■ WRITTEN INSTRUCTION
Extract every line of the entries below and reproduce each one verbatim.

— Start DATASET ROWS —

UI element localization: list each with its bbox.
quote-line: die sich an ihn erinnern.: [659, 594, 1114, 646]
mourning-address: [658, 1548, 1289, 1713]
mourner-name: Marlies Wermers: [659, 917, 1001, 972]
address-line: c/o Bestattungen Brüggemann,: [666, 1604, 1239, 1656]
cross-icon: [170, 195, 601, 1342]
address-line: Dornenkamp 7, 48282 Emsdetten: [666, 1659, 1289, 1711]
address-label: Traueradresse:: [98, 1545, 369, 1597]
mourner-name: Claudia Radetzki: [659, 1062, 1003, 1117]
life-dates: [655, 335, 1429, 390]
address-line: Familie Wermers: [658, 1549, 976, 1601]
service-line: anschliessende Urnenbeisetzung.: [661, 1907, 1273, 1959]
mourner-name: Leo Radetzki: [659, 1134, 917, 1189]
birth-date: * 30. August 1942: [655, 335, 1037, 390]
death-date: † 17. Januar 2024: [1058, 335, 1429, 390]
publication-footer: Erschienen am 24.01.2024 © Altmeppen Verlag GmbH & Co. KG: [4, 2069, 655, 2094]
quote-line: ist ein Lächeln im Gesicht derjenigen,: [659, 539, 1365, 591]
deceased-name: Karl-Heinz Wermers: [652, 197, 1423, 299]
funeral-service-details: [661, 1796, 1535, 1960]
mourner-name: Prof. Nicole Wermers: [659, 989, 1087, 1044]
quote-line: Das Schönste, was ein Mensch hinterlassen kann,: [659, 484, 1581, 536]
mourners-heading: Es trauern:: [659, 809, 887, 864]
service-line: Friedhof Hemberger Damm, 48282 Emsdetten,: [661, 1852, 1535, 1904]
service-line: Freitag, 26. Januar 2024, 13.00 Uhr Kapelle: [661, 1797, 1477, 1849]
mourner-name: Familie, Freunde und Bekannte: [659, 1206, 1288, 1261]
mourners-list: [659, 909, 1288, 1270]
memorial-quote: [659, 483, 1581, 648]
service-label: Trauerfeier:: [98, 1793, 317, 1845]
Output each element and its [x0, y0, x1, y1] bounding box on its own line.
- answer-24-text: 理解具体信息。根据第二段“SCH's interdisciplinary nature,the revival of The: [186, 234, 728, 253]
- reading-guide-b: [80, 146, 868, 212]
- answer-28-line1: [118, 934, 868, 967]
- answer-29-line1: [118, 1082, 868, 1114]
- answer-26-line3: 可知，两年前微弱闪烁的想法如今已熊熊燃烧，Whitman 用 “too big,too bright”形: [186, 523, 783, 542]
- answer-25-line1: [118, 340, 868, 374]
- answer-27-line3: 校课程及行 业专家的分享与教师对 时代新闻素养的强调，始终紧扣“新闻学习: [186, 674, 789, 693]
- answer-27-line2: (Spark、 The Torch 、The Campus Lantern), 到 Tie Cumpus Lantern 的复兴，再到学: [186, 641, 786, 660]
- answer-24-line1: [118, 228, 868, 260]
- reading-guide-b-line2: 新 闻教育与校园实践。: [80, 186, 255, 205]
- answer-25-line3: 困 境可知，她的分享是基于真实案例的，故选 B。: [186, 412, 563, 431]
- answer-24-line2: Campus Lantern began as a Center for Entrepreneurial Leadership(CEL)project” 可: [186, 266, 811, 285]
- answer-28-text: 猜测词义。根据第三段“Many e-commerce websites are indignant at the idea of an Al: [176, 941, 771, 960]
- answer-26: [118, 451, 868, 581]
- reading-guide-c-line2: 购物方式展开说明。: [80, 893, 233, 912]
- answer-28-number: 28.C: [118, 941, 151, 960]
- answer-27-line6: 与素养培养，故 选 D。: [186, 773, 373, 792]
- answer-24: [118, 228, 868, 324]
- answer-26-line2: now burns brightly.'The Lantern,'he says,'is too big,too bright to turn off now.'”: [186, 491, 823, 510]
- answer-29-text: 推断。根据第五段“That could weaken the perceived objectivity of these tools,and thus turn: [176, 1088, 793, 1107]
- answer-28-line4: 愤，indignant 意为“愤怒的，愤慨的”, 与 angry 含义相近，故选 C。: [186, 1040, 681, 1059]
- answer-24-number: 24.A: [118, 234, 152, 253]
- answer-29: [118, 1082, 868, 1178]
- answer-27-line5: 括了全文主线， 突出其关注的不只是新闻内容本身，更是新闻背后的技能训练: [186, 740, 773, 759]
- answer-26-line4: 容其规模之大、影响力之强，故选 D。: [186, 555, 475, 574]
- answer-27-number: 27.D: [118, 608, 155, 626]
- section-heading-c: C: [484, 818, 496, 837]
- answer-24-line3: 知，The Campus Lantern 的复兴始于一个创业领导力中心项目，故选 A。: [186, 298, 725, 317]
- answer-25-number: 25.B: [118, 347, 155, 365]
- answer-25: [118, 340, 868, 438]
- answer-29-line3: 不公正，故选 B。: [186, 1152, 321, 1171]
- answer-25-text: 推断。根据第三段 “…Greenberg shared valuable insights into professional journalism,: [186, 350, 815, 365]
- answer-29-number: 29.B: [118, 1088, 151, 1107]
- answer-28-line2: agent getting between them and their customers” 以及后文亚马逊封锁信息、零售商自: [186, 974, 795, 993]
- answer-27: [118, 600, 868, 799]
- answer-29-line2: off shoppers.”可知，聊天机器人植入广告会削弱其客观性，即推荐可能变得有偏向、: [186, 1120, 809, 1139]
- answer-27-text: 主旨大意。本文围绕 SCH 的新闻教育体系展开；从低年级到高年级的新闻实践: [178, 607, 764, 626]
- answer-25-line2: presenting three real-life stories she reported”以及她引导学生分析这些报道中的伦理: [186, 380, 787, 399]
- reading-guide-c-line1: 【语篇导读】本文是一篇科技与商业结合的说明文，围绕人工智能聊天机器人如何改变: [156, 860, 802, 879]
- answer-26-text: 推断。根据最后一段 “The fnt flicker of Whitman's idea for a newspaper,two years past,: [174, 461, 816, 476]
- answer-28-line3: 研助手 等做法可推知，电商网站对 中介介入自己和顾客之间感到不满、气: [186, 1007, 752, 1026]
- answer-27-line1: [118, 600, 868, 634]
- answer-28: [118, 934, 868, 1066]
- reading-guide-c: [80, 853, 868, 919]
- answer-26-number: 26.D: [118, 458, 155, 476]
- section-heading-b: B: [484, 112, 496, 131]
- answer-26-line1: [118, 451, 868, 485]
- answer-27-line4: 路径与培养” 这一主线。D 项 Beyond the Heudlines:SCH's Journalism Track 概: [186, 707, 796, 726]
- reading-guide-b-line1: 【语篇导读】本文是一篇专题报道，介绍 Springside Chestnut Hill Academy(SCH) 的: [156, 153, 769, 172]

— End DATASET ROWS —

■ RESULT OF THIS EXERCISE
UI element localization: list each with its bbox.
quote-line: die sich an ihn erinnern.: [659, 594, 1114, 646]
mourning-address: [658, 1548, 1289, 1713]
mourner-name: Marlies Wermers: [659, 917, 1001, 972]
address-line: c/o Bestattungen Brüggemann,: [666, 1604, 1239, 1656]
cross-icon: [170, 195, 601, 1342]
address-line: Dornenkamp 7, 48282 Emsdetten: [666, 1659, 1289, 1711]
address-label: Traueradresse:: [98, 1545, 369, 1597]
mourner-name: Claudia Radetzki: [659, 1062, 1003, 1117]
life-dates: [655, 335, 1429, 390]
address-line: Familie Wermers: [658, 1549, 976, 1601]
service-line: anschliessende Urnenbeisetzung.: [661, 1907, 1273, 1959]
mourner-name: Leo Radetzki: [659, 1134, 917, 1189]
birth-date: * 30. August 1942: [655, 335, 1037, 390]
death-date: † 17. Januar 2024: [1058, 335, 1429, 390]
publication-footer: Erschienen am 24.01.2024 © Altmeppen Verlag GmbH & Co. KG: [4, 2069, 655, 2094]
quote-line: ist ein Lächeln im Gesicht derjenigen,: [659, 539, 1365, 591]
deceased-name: Karl-Heinz Wermers: [652, 197, 1423, 299]
funeral-service-details: [661, 1796, 1535, 1960]
mourner-name: Prof. Nicole Wermers: [659, 989, 1087, 1044]
quote-line: Das Schönste, was ein Mensch hinterlassen kann,: [659, 484, 1581, 536]
mourners-heading: Es trauern:: [659, 809, 887, 864]
service-line: Friedhof Hemberger Damm, 48282 Emsdetten,: [661, 1852, 1535, 1904]
service-line: Freitag, 26. Januar 2024, 13.00 Uhr Kapelle: [661, 1797, 1477, 1849]
mourner-name: Familie, Freunde und Bekannte: [659, 1206, 1288, 1261]
mourners-list: [659, 909, 1288, 1270]
memorial-quote: [659, 483, 1581, 648]
service-label: Trauerfeier:: [98, 1793, 317, 1845]
Output each element and its [x0, y0, x1, y1] bounding box on its own line.
- answer-24-text: 理解具体信息。根据第二段“SCH's interdisciplinary nature,the revival of The: [186, 234, 728, 253]
- reading-guide-b: [80, 146, 868, 212]
- answer-28-line1: [118, 934, 868, 967]
- answer-29-line1: [118, 1082, 868, 1114]
- answer-26-line3: 可知，两年前微弱闪烁的想法如今已熊熊燃烧，Whitman 用 “too big,too bright”形: [186, 523, 783, 542]
- answer-25-line1: [118, 340, 868, 374]
- answer-27-line3: 校课程及行 业专家的分享与教师对 时代新闻素养的强调，始终紧扣“新闻学习: [186, 674, 789, 693]
- answer-27-line2: (Spark、 The Torch 、The Campus Lantern), 到 Tie Cumpus Lantern 的复兴，再到学: [186, 641, 786, 660]
- answer-24-line1: [118, 228, 868, 260]
- reading-guide-b-line2: 新 闻教育与校园实践。: [80, 186, 255, 205]
- answer-25-line3: 困 境可知，她的分享是基于真实案例的，故选 B。: [186, 412, 563, 431]
- answer-24-line2: Campus Lantern began as a Center for Entrepreneurial Leadership(CEL)project” 可: [186, 266, 811, 285]
- answer-28-text: 猜测词义。根据第三段“Many e-commerce websites are indignant at the idea of an Al: [176, 941, 771, 960]
- answer-26: [118, 451, 868, 581]
- reading-guide-c-line2: 购物方式展开说明。: [80, 893, 233, 912]
- answer-28-number: 28.C: [118, 941, 151, 960]
- answer-27-line6: 与素养培养，故 选 D。: [186, 773, 373, 792]
- answer-24: [118, 228, 868, 324]
- answer-26-line2: now burns brightly.'The Lantern,'he says,'is too big,too bright to turn off now.'”: [186, 491, 823, 510]
- answer-29-text: 推断。根据第五段“That could weaken the perceived objectivity of these tools,and thus turn: [176, 1088, 793, 1107]
- answer-28-line4: 愤，indignant 意为“愤怒的，愤慨的”, 与 angry 含义相近，故选 C。: [186, 1040, 681, 1059]
- answer-24-number: 24.A: [118, 234, 152, 253]
- answer-29: [118, 1082, 868, 1178]
- answer-27-line5: 括了全文主线， 突出其关注的不只是新闻内容本身，更是新闻背后的技能训练: [186, 740, 773, 759]
- answer-26-line4: 容其规模之大、影响力之强，故选 D。: [186, 555, 475, 574]
- answer-27-number: 27.D: [118, 608, 155, 626]
- section-heading-c: C: [484, 818, 496, 837]
- answer-24-line3: 知，The Campus Lantern 的复兴始于一个创业领导力中心项目，故选 A。: [186, 298, 725, 317]
- answer-25-number: 25.B: [118, 347, 155, 365]
- answer-25: [118, 340, 868, 438]
- answer-29-line3: 不公正，故选 B。: [186, 1152, 321, 1171]
- answer-25-text: 推断。根据第三段 “…Greenberg shared valuable insights into professional journalism,: [186, 350, 815, 365]
- answer-29-number: 29.B: [118, 1088, 151, 1107]
- answer-28-line2: agent getting between them and their customers” 以及后文亚马逊封锁信息、零售商自: [186, 974, 795, 993]
- answer-27: [118, 600, 868, 799]
- answer-29-line2: off shoppers.”可知，聊天机器人植入广告会削弱其客观性，即推荐可能变得有偏向、: [186, 1120, 809, 1139]
- answer-27-text: 主旨大意。本文围绕 SCH 的新闻教育体系展开；从低年级到高年级的新闻实践: [178, 607, 764, 626]
- answer-25-line2: presenting three real-life stories she reported”以及她引导学生分析这些报道中的伦理: [186, 380, 787, 399]
- reading-guide-c-line1: 【语篇导读】本文是一篇科技与商业结合的说明文，围绕人工智能聊天机器人如何改变: [156, 860, 802, 879]
- answer-26-text: 推断。根据最后一段 “The fnt flicker of Whitman's idea for a newspaper,two years past,: [174, 461, 816, 476]
- answer-28-line3: 研助手 等做法可推知，电商网站对 中介介入自己和顾客之间感到不满、气: [186, 1007, 752, 1026]
- answer-27-line1: [118, 600, 868, 634]
- answer-28: [118, 934, 868, 1066]
- reading-guide-c: [80, 853, 868, 919]
- answer-26-number: 26.D: [118, 458, 155, 476]
- section-heading-b: B: [484, 112, 496, 131]
- answer-26-line1: [118, 451, 868, 485]
- answer-27-line4: 路径与培养” 这一主线。D 项 Beyond the Heudlines:SCH's Journalism Track 概: [186, 707, 796, 726]
- reading-guide-b-line1: 【语篇导读】本文是一篇专题报道，介绍 Springside Chestnut Hill Academy(SCH) 的: [156, 153, 769, 172]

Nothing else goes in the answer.